Task objective -> Count how many lines contain the word "Background". Please give only the number.

==*==

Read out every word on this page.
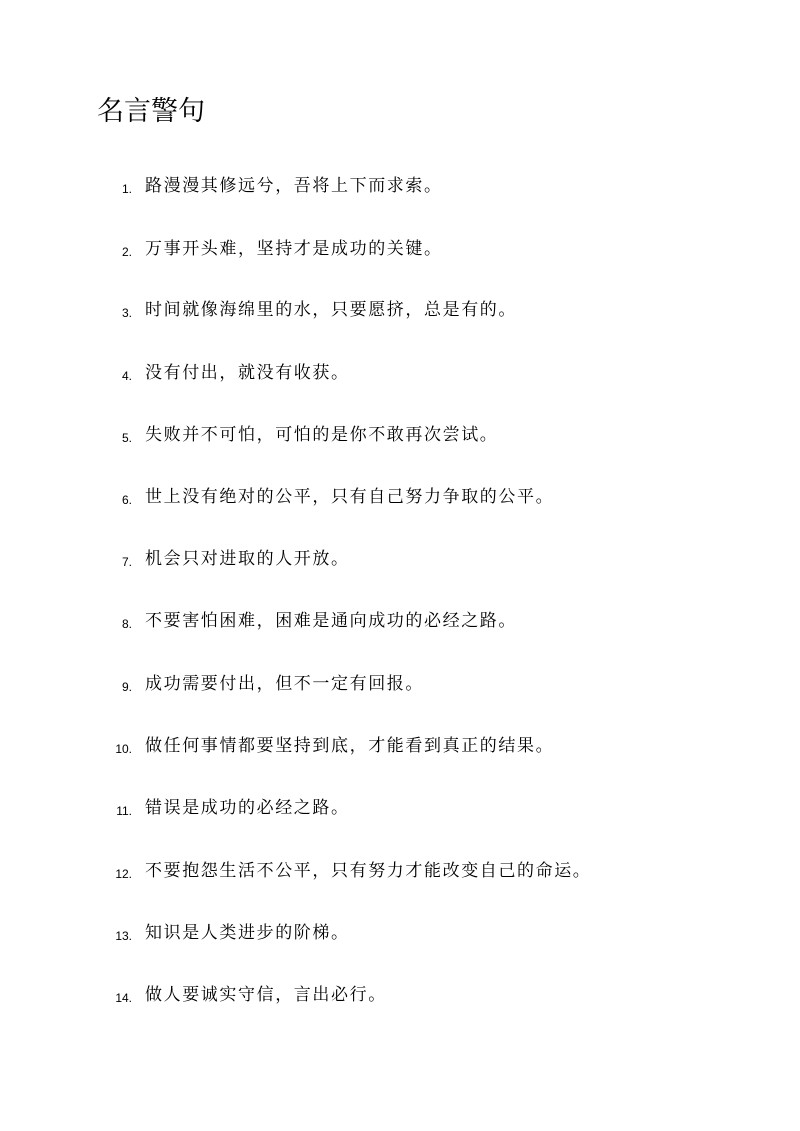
名言警句
1. 路漫漫其修远兮，吾将上下而求索。
2. 万事开头难，坚持才是成功的关键。
3. 时间就像海绵里的水，只要愿挤，总是有的。
4. 没有付出，就没有收获。
5. 失败并不可怕，可怕的是你不敢再次尝试。
6. 世上没有绝对的公平，只有自己努力争取的公平。
7. 机会只对进取的人开放。
8. 不要害怕困难，困难是通向成功的必经之路。
9. 成功需要付出，但不一定有回报。
10. 做任何事情都要坚持到底，才能看到真正的结果。
11. 错误是成功的必经之路。
12. 不要抱怨生活不公平，只有努力才能改变自己的命运。
13. 知识是人类进步的阶梯。
14. 做人要诚实守信，言出必行。
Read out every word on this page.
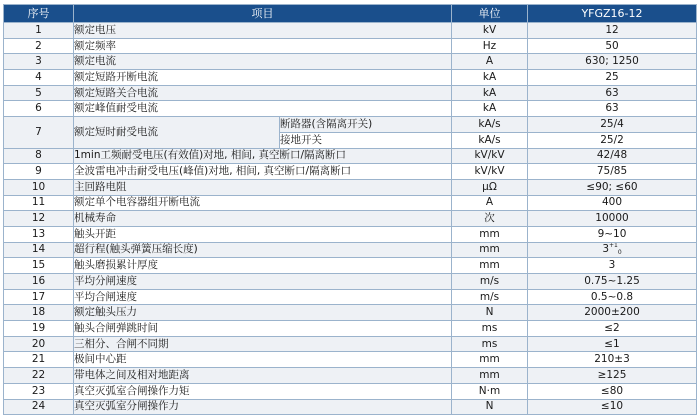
序号	项目		单位	YFGZ16-12
1	额定电压		kV	12
2	额定频率		Hz	50
3	额定电流		A	630; 1250
4	额定短路开断电流		kA	25
5	额定短路关合电流		kA	63
6	额定峰值耐受电流		kA	63
7	额定短时耐受电流	断路器(含隔离开关)	kA/s	25/4
		接地开关	kA/s	25/2
8	1min工频耐受电压(有效值)对地, 相间, 真空断口/隔离断口		kV/kV	42/48
9	全波雷电冲击耐受电压(峰值)对地, 相间, 真空断口/隔离断口		kV/kV	75/85
10	主回路电阻		μΩ	≤90; ≤60
11	额定单个电容器组开断电流		A	400
12	机械寿命		次	10000
13	触头开距		mm	9~10
14	超行程(触头弹簧压缩长度)		mm	$3^{+1}0$
15	触头磨损累计厚度		mm	3
16	平均分闸速度		m/s	0.75~1.25
17	平均合闸速度		m/s	0.5~0.8
18	额定触头压力		N	2000±200
19	触头合闸弹跳时间		ms	≤2
20	三相分、合闸不同期		ms	≤1
21	极间中心距		mm	210±3
22	带电体之间及相对地距离		mm	≥125
23	真空灭弧室合闸操作力矩		N·m	≤80
24	真空灭弧室分闸操作力		N	≤10
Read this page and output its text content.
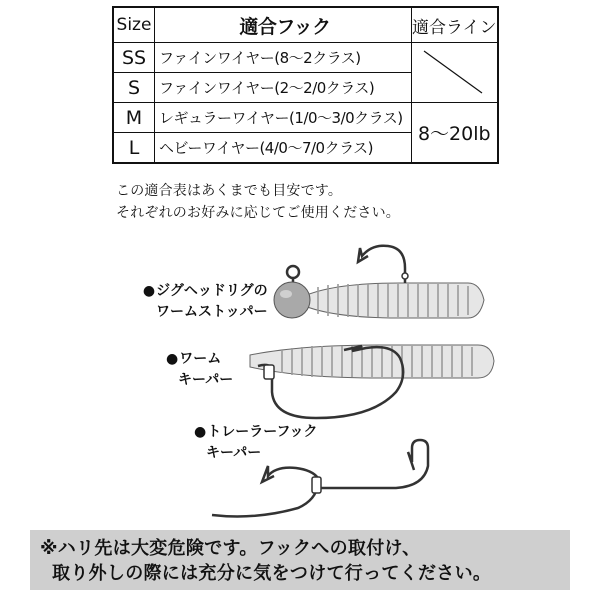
Size	適合フック	適合ライン
SS	ファインワイヤー(8〜2クラス)	

S	ファインワイヤー(2〜2/0クラス)	
M	レギュラーワイヤー(1/0〜3/0クラス)	8〜20lb
L	ヘビーワイヤー(4/0〜7/0クラス)	
この適合表はあくまでも目安です。
それぞれのお好みに応じてご使用ください。
●ジグヘッドリグの
ワームストッパー
●ワーム
キーパー
●トレーラーフック
キーパー
※ハリ先は大変危険です。フックへの取付け、
取り外しの際には充分に気をつけて行ってください。
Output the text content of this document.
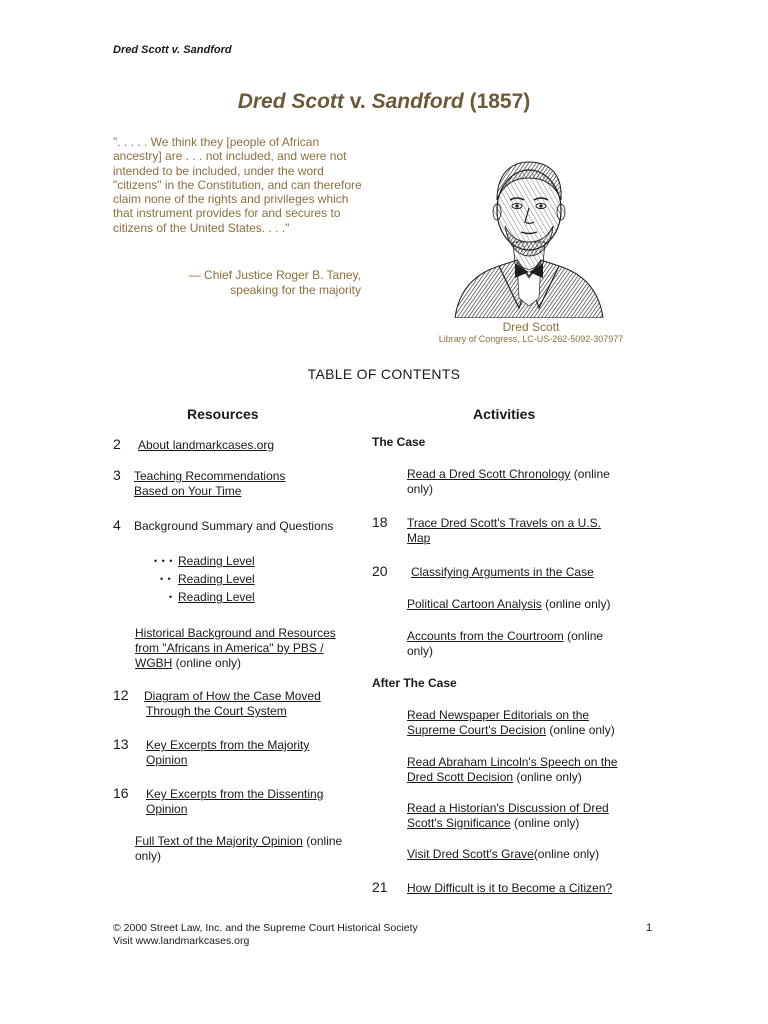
Dred Scott v. Sandford
Dred Scott v. Sandford (1857)
". . . . . We think they [people of African ancestry] are . . . not included, and were not intended to be included, under the word "citizens" in the Constitution, and can therefore claim none of the rights and privileges which that instrument provides for and secures to citizens of the United States. . . ."
— Chief Justice Roger B. Taney,
speaking for the majority
Dred Scott
Library of Congress, LC-US-262-5092-307977
TABLE OF CONTENTS
Resources	Activities
2 About landmarkcases.org
3 Teaching Recommendations
Based on Your Time
4 Background Summary and Questions
• • • Reading Level
• • Reading Level
• Reading Level
Historical Background and Resources
from "Africans in America" by PBS /
WGBH (online only)
12 Diagram of How the Case Moved
Through the Court System
13 Key Excerpts from the Majority
Opinion
16 Key Excerpts from the Dissenting
Opinion
Full Text of the Majority Opinion (online
only)
The Case
Read a Dred Scott Chronology (online
only)
18 Trace Dred Scott's Travels on a U.S.
Map
20 Classifying Arguments in the Case
Political Cartoon Analysis (online only)
Accounts from the Courtroom (online
only)
After The Case
Read Newspaper Editorials on the
Supreme Court's Decision (online only)
Read Abraham Lincoln's Speech on the
Dred Scott Decision (online only)
Read a Historian's Discussion of Dred
Scott's Significance (online only)
Visit Dred Scott's Grave(online only)
21 How Difficult is it to Become a Citizen?
© 2000 Street Law, Inc. and the Supreme Court Historical Society
Visit www.landmarkcases.org
1
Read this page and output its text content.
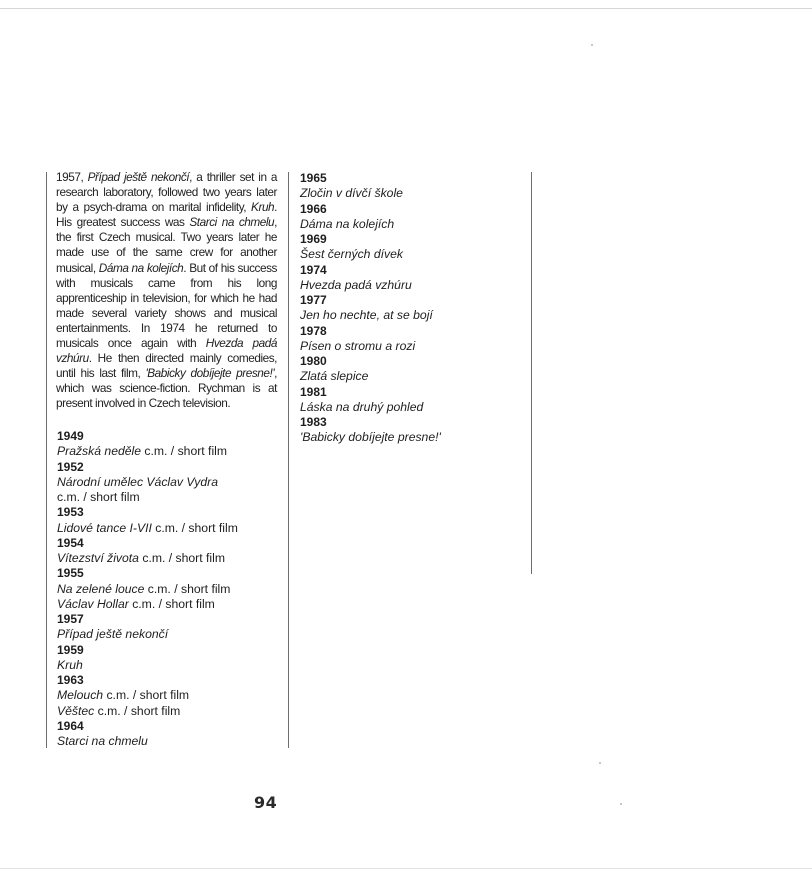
1957, Případ ještě nekončí, a thriller set in a research laboratory, followed two years later by a psych-drama on marital infidelity, Kruh. His greatest success was Starci na chmelu, the first Czech musical. Two years later he made use of the same crew for another musical, Dáma na kolejích. But of his success with musicals came from his long apprenticeship in television, for which he had made several variety shows and musical entertainments. In 1974 he returned to musicals once again with Hvezda padá vzhúru. He then directed mainly comedies, until his last film, 'Babicky dobíjejte presne!', which was science-fiction. Rychman is at present involved in Czech television.
1949
Pražská neděle c.m. / short film
1952
Národní umělec Václav Vydra
c.m. / short film
1953
Lidové tance I-VII c.m. / short film
1954
Vítezství života c.m. / short film
1955
Na zelené louce c.m. / short film
Václav Hollar c.m. / short film
1957
Případ ještě nekončí
1959
Kruh
1963
Melouch c.m. / short film
Věštec c.m. / short film
1964
Starci na chmelu
1965
Zločin v dívčí škole
1966
Dáma na kolejích
1969
Šest černých dívek
1974
Hvezda padá vzhúru
1977
Jen ho nechte, at se bojí
1978
Písen o stromu a rozi
1980
Zlatá slepice
1981
Láska na druhý pohled
1983
'Babicky dobíjejte presne!'
94
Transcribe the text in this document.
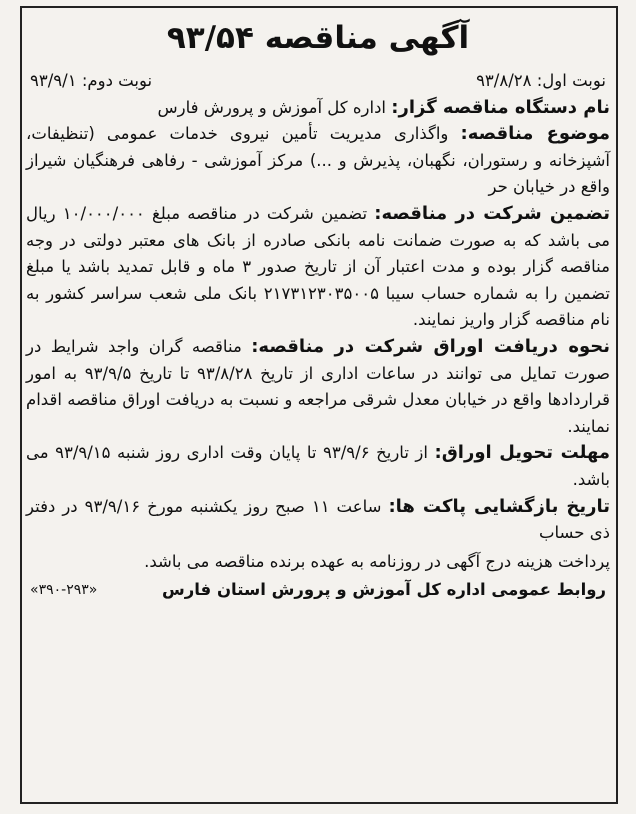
آگهی مناقصه ۹۳/۵۴
نوبت اول: ۹۳/۸/۲۸
نوبت دوم: ۹۳/۹/۱

نام دستگاه مناقصه گزار: اداره کل آموزش و پرورش فارس

موضوع مناقصه: واگذاری مدیریت تأمین نیروی خدمات عمومی (تنظیفات، آشپزخانه و رستوران، نگهبان، پذیرش و ...) مرکز آموزشی - رفاهی فرهنگیان شیراز واقع در خیابان حر

تضمین شرکت در مناقصه: تضمین شرکت در مناقصه مبلغ ۱۰/۰۰۰/۰۰۰ ریال می باشد که به صورت ضمانت نامه بانکی صادره از بانک های معتبر دولتی در وجه مناقصه گزار بوده و مدت اعتبار آن از تاریخ صدور ۳ ماه و قابل تمدید باشد یا مبلغ تضمین را به شماره حساب سیبا ۲۱۷۳۱۲۳۰۳۵۰۰۵ بانک ملی شعب سراسر کشور به نام مناقصه گزار واریز نمایند.

نحوه دریافت اوراق شرکت در مناقصه: مناقصه گران واجد شرایط در صورت تمایل می توانند در ساعات اداری از تاریخ ۹۳/۸/۲۸ تا تاریخ ۹۳/۹/۵ به امور قراردادها واقع در خیابان معدل شرقی مراجعه و نسبت به دریافت اوراق مناقصه اقدام نمایند.

مهلت تحویل اوراق: از تاریخ ۹۳/۹/۶ تا پایان وقت اداری روز شنبه ۹۳/۹/۱۵ می باشد.

تاریخ بازگشایی پاکت ها: ساعت ۱۱ صبح روز یکشنبه مورخ ۹۳/۹/۱۶ در دفتر ذی حساب

پرداخت هزینه درج آگهی در روزنامه به عهده برنده مناقصه می باشد.

روابط عمومی اداره کل آموزش و پرورش استان فارس
«۳۹۰-۲۹۳»
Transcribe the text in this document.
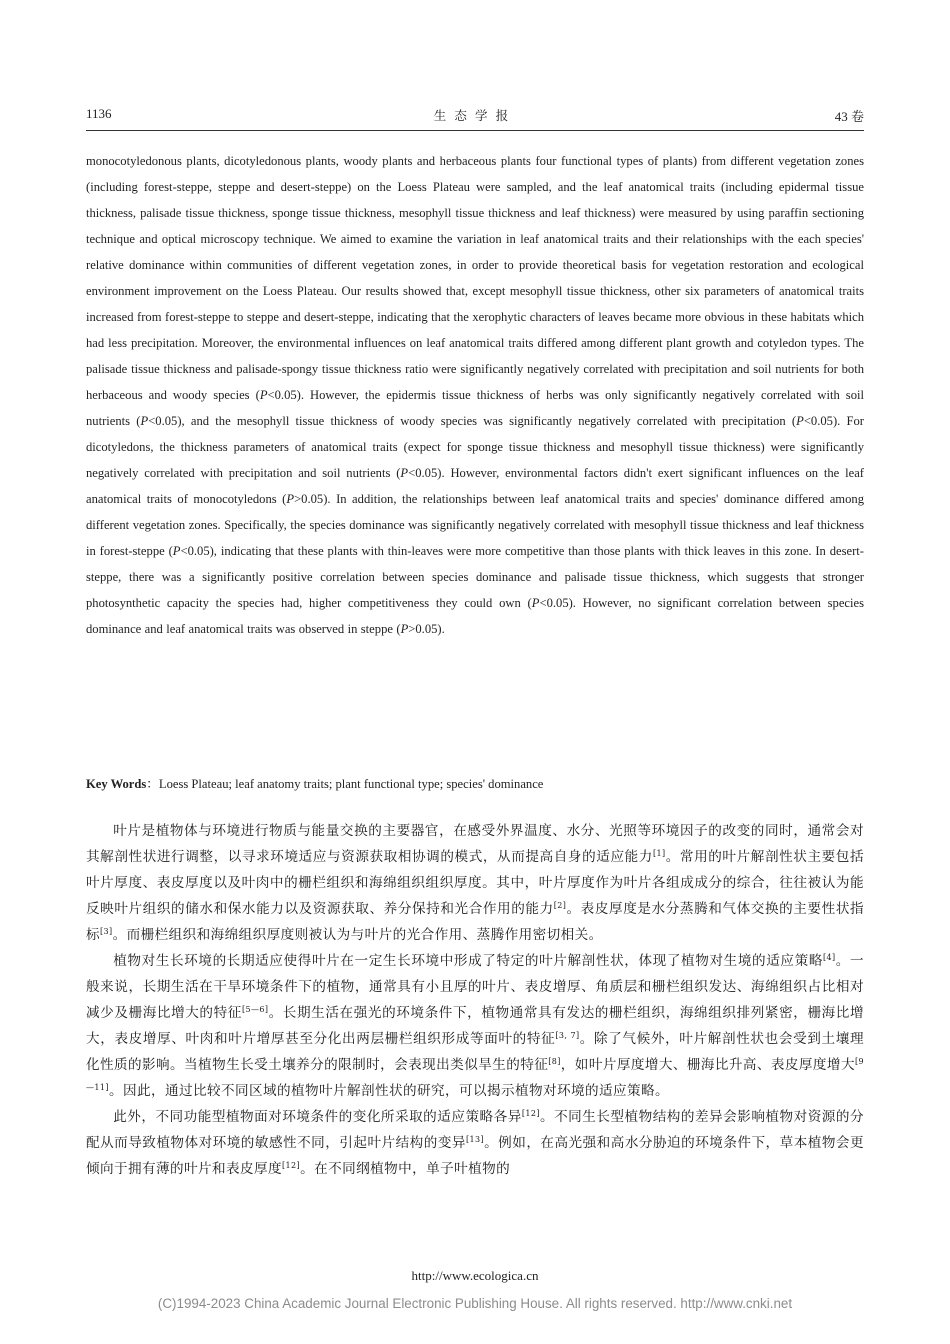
1136	生态学报	43 卷
monocotyledonous plants, dicotyledonous plants, woody plants and herbaceous plants four functional types of plants) from different vegetation zones (including forest-steppe, steppe and desert-steppe) on the Loess Plateau were sampled, and the leaf anatomical traits (including epidermal tissue thickness, palisade tissue thickness, sponge tissue thickness, mesophyll tissue thickness and leaf thickness) were measured by using paraffin sectioning technique and optical microscopy technique. We aimed to examine the variation in leaf anatomical traits and their relationships with the each species' relative dominance within communities of different vegetation zones, in order to provide theoretical basis for vegetation restoration and ecological environment improvement on the Loess Plateau. Our results showed that, except mesophyll tissue thickness, other six parameters of anatomical traits increased from forest-steppe to steppe and desert-steppe, indicating that the xerophytic characters of leaves became more obvious in these habitats which had less precipitation. Moreover, the environmental influences on leaf anatomical traits differed among different plant growth and cotyledon types. The palisade tissue thickness and palisade-spongy tissue thickness ratio were significantly negatively correlated with precipitation and soil nutrients for both herbaceous and woody species (P<0.05). However, the epidermis tissue thickness of herbs was only significantly negatively correlated with soil nutrients (P<0.05), and the mesophyll tissue thickness of woody species was significantly negatively correlated with precipitation (P<0.05). For dicotyledons, the thickness parameters of anatomical traits (expect for sponge tissue thickness and mesophyll tissue thickness) were significantly negatively correlated with precipitation and soil nutrients (P<0.05). However, environmental factors didn't exert significant influences on the leaf anatomical traits of monocotyledons (P>0.05). In addition, the relationships between leaf anatomical traits and species' dominance differed among different vegetation zones. Specifically, the species dominance was significantly negatively correlated with mesophyll tissue thickness and leaf thickness in forest-steppe (P<0.05), indicating that these plants with thin-leaves were more competitive than those plants with thick leaves in this zone. In desert-steppe, there was a significantly positive correlation between species dominance and palisade tissue thickness, which suggests that stronger photosynthetic capacity the species had, higher competitiveness they could own (P<0.05). However, no significant correlation between species dominance and leaf anatomical traits was observed in steppe (P>0.05).
Key Words：Loess Plateau; leaf anatomy traits; plant functional type; species' dominance

叶片是植物体与环境进行物质与能量交换的主要器官，在感受外界温度、水分、光照等环境因子的改变的同时，通常会对其解剖性状进行调整，以寻求环境适应与资源获取相协调的模式，从而提高自身的适应能力[1]。常用的叶片解剖性状主要包括叶片厚度、表皮厚度以及叶肉中的栅栏组织和海绵组织组织厚度。其中，叶片厚度作为叶片各组成成分的综合，往往被认为能反映叶片组织的储水和保水能力以及资源获取、养分保持和光合作用的能力[2]。表皮厚度是水分蒸腾和气体交换的主要性状指标[3]。而栅栏组织和海绵组织厚度则被认为与叶片的光合作用、蒸腾作用密切相关。

植物对生长环境的长期适应使得叶片在一定生长环境中形成了特定的叶片解剖性状，体现了植物对生境的适应策略[4]。一般来说，长期生活在干旱环境条件下的植物，通常具有小且厚的叶片、表皮增厚、角质层和栅栏组织发达、海绵组织占比相对减少及栅海比增大的特征[5—6]。长期生活在强光的环境条件下，植物通常具有发达的栅栏组织，海绵组织排列紧密，栅海比增大，表皮增厚、叶肉和叶片增厚甚至分化出两层栅栏组织形成等面叶的特征[3, 7]。除了气候外，叶片解剖性状也会受到土壤理化性质的影响。当植物生长受土壤养分的限制时，会表现出类似旱生的特征[8]，如叶片厚度增大、栅海比升高、表皮厚度增大[9—11]。因此，通过比较不同区域的植物叶片解剖性状的研究，可以揭示植物对环境的适应策略。

此外，不同功能型植物面对环境条件的变化所采取的适应策略各异[12]。不同生长型植物结构的差异会影响植物对资源的分配从而导致植物体对环境的敏感性不同，引起叶片结构的变异[13]。例如，在高光强和高水分胁迫的环境条件下，草本植物会更倾向于拥有薄的叶片和表皮厚度[12]。在不同纲植物中，单子叶植物的

http://www.ecologica.cn
(C)1994-2023 China Academic Journal Electronic Publishing House. All rights reserved. http://www.cnki.net
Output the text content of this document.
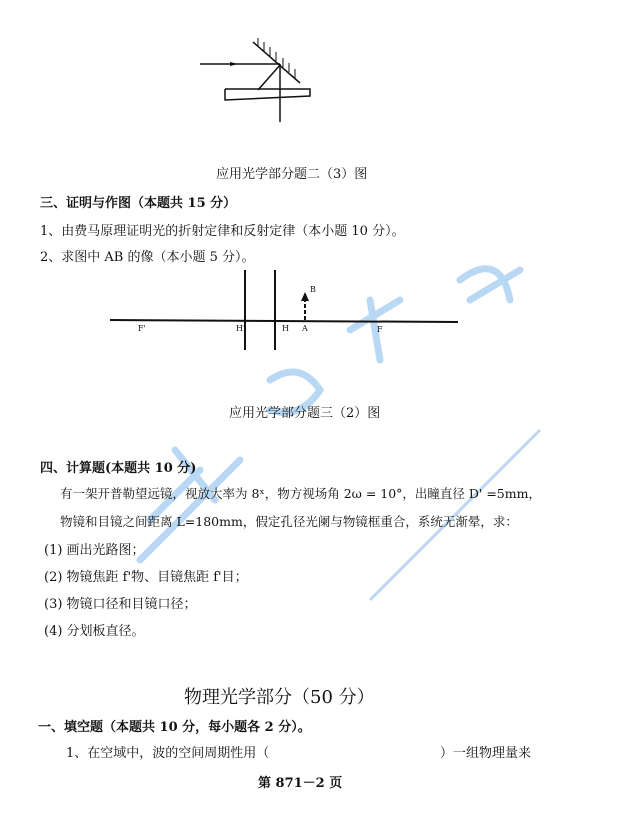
应用光学部分题二（3）图
三、证明与作图（本题共 15 分）
1、由费马原理证明光的折射定律和反射定律（本小题 10 分）。
2、求图中 AB 的像（本小题 5 分）。
F'	H'	H A	F
B
应用光学部分题三（2）图
四、计算题(本题共 10 分)
有一架开普勒望远镜，视放大率为 8ˣ，物方视场角 2ω = 10°，出瞳直径 D' =5mm，
物镜和目镜之间距离 L=180mm，假定孔径光阑与物镜框重合，系统无渐晕，求：
(1) 画出光路图；
(2) 物镜焦距 f'物、目镜焦距 f'目；
(3) 物镜口径和目镜口径；
(4) 分划板直径。
物理光学部分（50 分）
一、填空题（本题共 10 分，每小题各 2 分）。
1、在空域中，波的空间周期性用（	）一组物理量来
第 871－2 页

==*==

Finished answer -> 2